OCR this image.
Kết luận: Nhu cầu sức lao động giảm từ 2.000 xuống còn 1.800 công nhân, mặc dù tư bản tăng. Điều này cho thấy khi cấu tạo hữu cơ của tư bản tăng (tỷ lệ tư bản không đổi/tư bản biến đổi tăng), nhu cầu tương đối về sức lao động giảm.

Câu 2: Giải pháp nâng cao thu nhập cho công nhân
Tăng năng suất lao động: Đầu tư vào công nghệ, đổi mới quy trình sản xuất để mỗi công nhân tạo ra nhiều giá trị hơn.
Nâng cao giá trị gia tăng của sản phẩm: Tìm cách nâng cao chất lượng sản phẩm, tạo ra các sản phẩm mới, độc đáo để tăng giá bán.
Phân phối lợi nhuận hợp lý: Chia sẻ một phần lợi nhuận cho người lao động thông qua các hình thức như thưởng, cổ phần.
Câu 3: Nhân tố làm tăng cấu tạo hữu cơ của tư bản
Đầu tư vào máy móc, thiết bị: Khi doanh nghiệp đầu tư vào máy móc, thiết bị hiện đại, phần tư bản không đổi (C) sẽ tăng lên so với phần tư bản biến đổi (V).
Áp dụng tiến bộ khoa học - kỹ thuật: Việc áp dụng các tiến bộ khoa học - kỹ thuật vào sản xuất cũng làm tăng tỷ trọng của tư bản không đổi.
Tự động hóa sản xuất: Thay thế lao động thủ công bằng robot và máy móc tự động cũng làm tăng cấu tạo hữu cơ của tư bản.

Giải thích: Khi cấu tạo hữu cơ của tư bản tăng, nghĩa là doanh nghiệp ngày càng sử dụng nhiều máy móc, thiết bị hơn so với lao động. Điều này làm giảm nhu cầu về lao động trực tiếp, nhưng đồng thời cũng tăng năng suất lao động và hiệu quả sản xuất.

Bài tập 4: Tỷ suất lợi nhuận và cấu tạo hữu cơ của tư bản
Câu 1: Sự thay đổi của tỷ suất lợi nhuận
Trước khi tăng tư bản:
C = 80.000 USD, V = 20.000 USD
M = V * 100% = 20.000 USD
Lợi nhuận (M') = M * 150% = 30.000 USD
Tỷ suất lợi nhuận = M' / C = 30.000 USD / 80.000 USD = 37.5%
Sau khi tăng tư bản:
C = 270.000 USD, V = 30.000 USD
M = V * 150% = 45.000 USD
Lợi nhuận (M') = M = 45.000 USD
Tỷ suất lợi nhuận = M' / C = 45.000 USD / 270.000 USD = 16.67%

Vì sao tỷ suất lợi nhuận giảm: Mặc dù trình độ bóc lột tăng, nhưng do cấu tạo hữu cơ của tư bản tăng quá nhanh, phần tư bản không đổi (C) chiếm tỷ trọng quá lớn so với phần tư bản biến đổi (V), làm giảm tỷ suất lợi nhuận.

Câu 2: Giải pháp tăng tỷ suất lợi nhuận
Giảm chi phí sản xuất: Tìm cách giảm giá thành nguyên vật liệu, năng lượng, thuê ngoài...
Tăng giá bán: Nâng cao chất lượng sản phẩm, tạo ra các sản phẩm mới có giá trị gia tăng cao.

**TASK**. How many of the lines above include the word "năng"? Respond with the number alone.

**THE RESPONSE**. 3